Extracted data entries =>
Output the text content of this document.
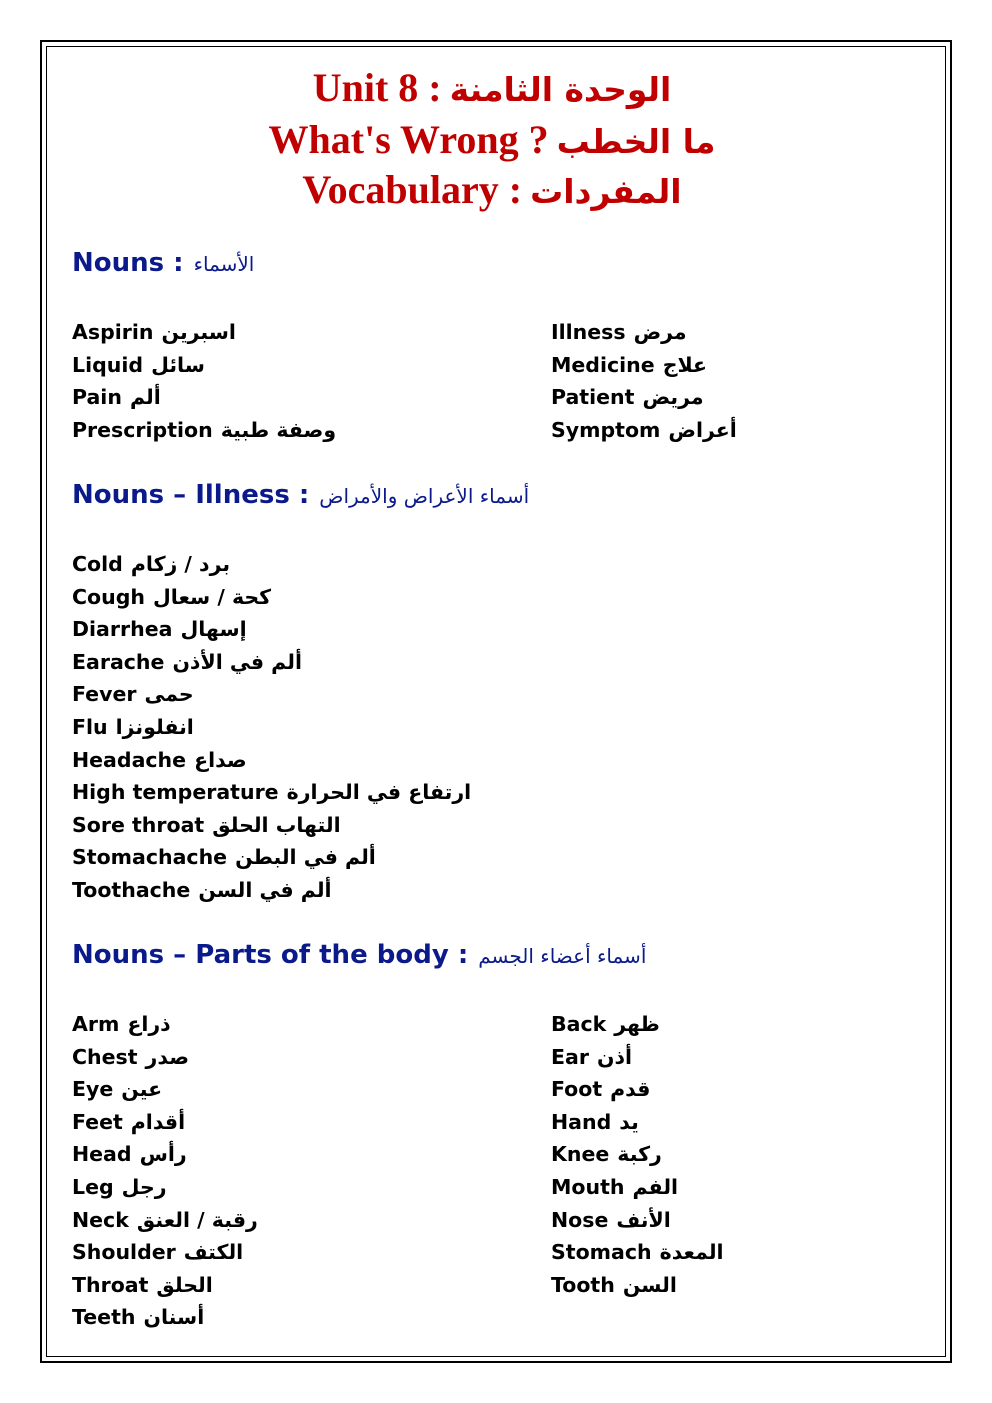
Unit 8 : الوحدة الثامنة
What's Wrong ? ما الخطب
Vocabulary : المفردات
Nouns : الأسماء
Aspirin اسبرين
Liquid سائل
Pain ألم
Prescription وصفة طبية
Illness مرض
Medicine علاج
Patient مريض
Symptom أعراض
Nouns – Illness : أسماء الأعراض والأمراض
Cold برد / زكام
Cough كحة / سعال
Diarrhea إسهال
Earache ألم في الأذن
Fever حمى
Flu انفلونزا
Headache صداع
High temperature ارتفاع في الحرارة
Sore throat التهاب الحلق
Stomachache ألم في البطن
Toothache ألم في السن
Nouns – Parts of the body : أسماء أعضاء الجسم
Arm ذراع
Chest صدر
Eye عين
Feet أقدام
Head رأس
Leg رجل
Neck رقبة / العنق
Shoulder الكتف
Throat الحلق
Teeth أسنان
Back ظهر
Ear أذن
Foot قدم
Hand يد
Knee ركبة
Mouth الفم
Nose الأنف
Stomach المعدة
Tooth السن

* * *

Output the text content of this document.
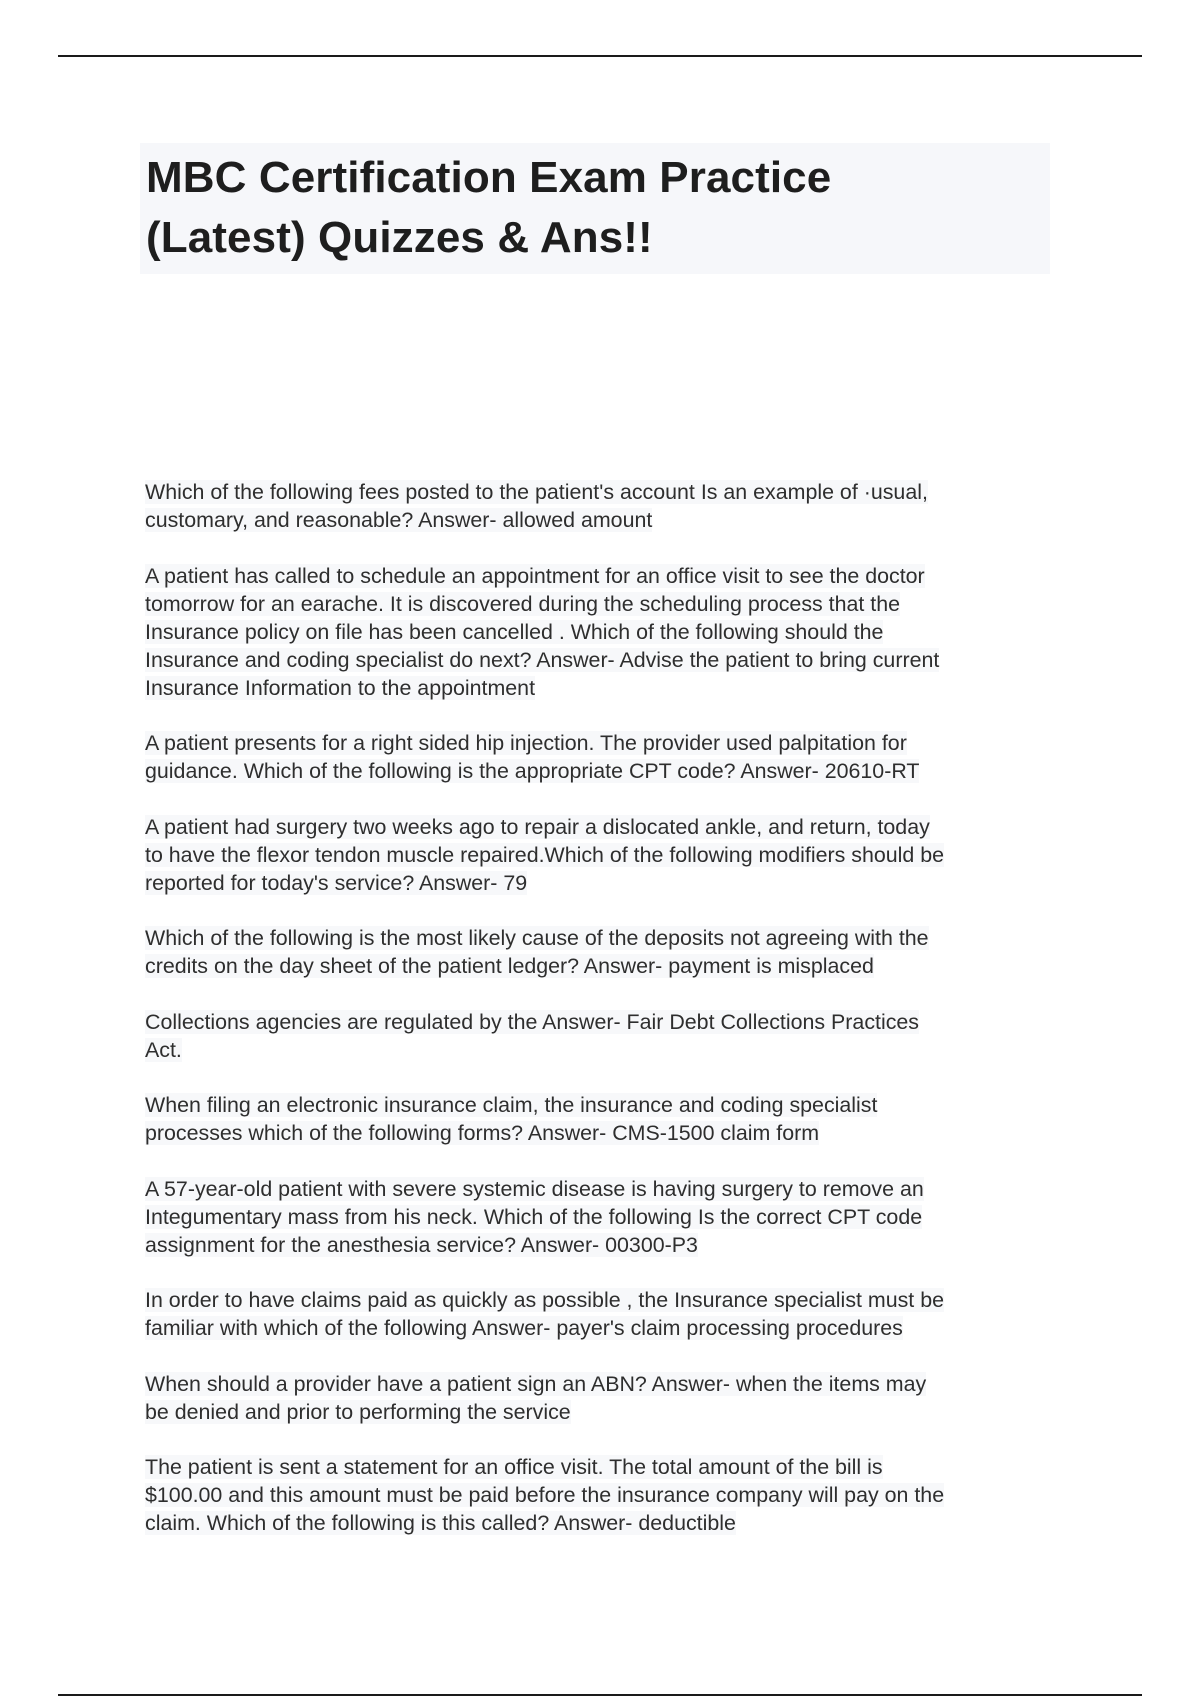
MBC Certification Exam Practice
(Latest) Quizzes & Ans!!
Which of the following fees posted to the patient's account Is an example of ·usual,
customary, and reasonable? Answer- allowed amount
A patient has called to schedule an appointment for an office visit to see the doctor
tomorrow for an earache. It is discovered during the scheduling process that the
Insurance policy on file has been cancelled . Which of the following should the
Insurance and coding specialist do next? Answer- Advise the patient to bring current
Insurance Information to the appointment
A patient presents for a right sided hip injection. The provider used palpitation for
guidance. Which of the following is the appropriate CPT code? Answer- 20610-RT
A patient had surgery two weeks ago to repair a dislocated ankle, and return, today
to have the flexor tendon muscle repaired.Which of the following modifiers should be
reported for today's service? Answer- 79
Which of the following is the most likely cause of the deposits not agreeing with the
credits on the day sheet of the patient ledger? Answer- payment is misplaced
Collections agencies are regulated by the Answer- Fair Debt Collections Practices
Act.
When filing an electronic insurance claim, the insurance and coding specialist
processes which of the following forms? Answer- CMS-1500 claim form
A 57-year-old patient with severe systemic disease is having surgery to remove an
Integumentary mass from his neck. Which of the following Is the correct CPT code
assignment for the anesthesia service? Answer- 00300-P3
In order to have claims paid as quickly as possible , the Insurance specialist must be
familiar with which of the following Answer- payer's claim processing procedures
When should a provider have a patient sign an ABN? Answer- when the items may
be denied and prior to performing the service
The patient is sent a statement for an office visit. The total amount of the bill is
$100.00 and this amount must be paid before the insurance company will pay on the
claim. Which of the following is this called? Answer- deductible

WHAT YOU ARE ASKED TO DO =>
Read the data above and count the lines that include "service". Answer only with the count.

EXPECTED OUTPUT =>
3